Records for processing:

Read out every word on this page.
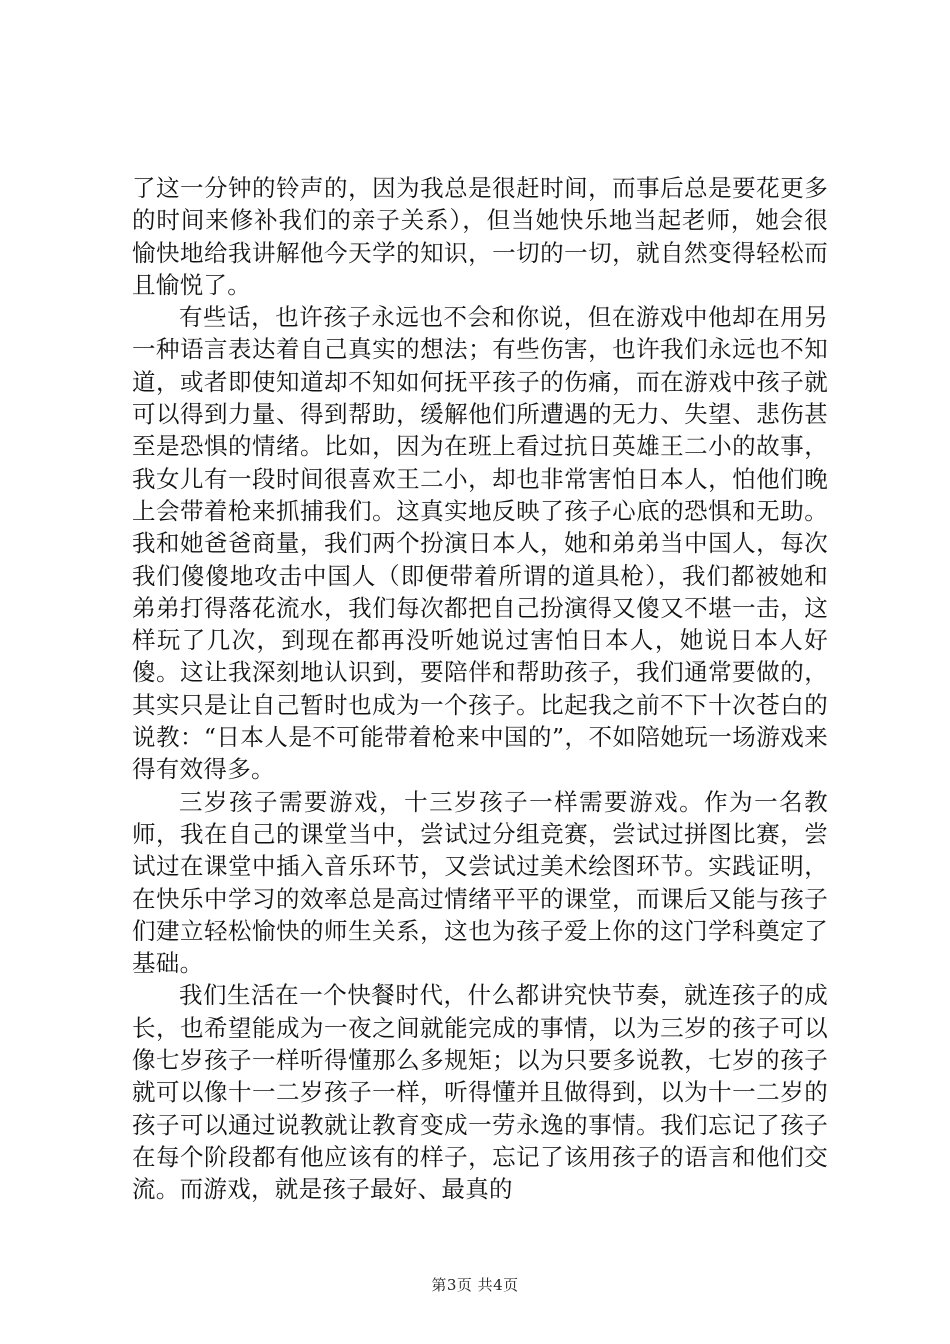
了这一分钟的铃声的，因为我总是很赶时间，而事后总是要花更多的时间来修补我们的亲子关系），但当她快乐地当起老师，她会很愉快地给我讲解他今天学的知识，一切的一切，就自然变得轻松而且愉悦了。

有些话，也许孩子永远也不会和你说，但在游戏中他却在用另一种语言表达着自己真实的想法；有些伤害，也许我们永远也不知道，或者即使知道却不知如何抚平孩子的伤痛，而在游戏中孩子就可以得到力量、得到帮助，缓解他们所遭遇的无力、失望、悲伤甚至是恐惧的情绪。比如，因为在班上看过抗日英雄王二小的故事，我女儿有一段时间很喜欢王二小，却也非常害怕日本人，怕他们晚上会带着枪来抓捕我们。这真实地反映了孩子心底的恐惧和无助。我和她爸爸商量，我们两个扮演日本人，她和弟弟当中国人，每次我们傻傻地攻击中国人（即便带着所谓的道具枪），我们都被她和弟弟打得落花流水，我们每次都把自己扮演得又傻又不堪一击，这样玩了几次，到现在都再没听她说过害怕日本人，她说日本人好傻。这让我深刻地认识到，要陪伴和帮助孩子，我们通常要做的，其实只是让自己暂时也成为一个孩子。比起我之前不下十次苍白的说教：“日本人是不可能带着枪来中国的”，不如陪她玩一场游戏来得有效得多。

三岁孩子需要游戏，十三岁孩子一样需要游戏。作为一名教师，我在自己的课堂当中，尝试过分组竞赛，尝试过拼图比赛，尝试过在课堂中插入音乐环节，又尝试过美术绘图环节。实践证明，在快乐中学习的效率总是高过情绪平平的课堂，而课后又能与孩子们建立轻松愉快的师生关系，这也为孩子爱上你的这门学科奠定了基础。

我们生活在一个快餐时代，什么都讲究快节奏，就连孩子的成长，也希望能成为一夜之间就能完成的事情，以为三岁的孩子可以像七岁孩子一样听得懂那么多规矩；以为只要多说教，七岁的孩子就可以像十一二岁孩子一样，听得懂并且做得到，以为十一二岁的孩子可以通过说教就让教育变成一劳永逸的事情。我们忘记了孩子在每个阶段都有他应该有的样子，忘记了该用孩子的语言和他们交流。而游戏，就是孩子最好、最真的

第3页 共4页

What the task requires: In the copy, include no pictures; restate the listing above exactly.

Reply to the exercise:
Read out every word on this page.
了这一分钟的铃声的，因为我总是很赶时间，而事后总是要花更多的时间来修补我们的亲子关系），但当她快乐地当起老师，她会很愉快地给我讲解他今天学的知识，一切的一切，就自然变得轻松而且愉悦了。

有些话，也许孩子永远也不会和你说，但在游戏中他却在用另一种语言表达着自己真实的想法；有些伤害，也许我们永远也不知道，或者即使知道却不知如何抚平孩子的伤痛，而在游戏中孩子就可以得到力量、得到帮助，缓解他们所遭遇的无力、失望、悲伤甚至是恐惧的情绪。比如，因为在班上看过抗日英雄王二小的故事，我女儿有一段时间很喜欢王二小，却也非常害怕日本人，怕他们晚上会带着枪来抓捕我们。这真实地反映了孩子心底的恐惧和无助。我和她爸爸商量，我们两个扮演日本人，她和弟弟当中国人，每次我们傻傻地攻击中国人（即便带着所谓的道具枪），我们都被她和弟弟打得落花流水，我们每次都把自己扮演得又傻又不堪一击，这样玩了几次，到现在都再没听她说过害怕日本人，她说日本人好傻。这让我深刻地认识到，要陪伴和帮助孩子，我们通常要做的，其实只是让自己暂时也成为一个孩子。比起我之前不下十次苍白的说教：“日本人是不可能带着枪来中国的”，不如陪她玩一场游戏来得有效得多。

三岁孩子需要游戏，十三岁孩子一样需要游戏。作为一名教师，我在自己的课堂当中，尝试过分组竞赛，尝试过拼图比赛，尝试过在课堂中插入音乐环节，又尝试过美术绘图环节。实践证明，在快乐中学习的效率总是高过情绪平平的课堂，而课后又能与孩子们建立轻松愉快的师生关系，这也为孩子爱上你的这门学科奠定了基础。

我们生活在一个快餐时代，什么都讲究快节奏，就连孩子的成长，也希望能成为一夜之间就能完成的事情，以为三岁的孩子可以像七岁孩子一样听得懂那么多规矩；以为只要多说教，七岁的孩子就可以像十一二岁孩子一样，听得懂并且做得到，以为十一二岁的孩子可以通过说教就让教育变成一劳永逸的事情。我们忘记了孩子在每个阶段都有他应该有的样子，忘记了该用孩子的语言和他们交流。而游戏，就是孩子最好、最真的

第3页 共4页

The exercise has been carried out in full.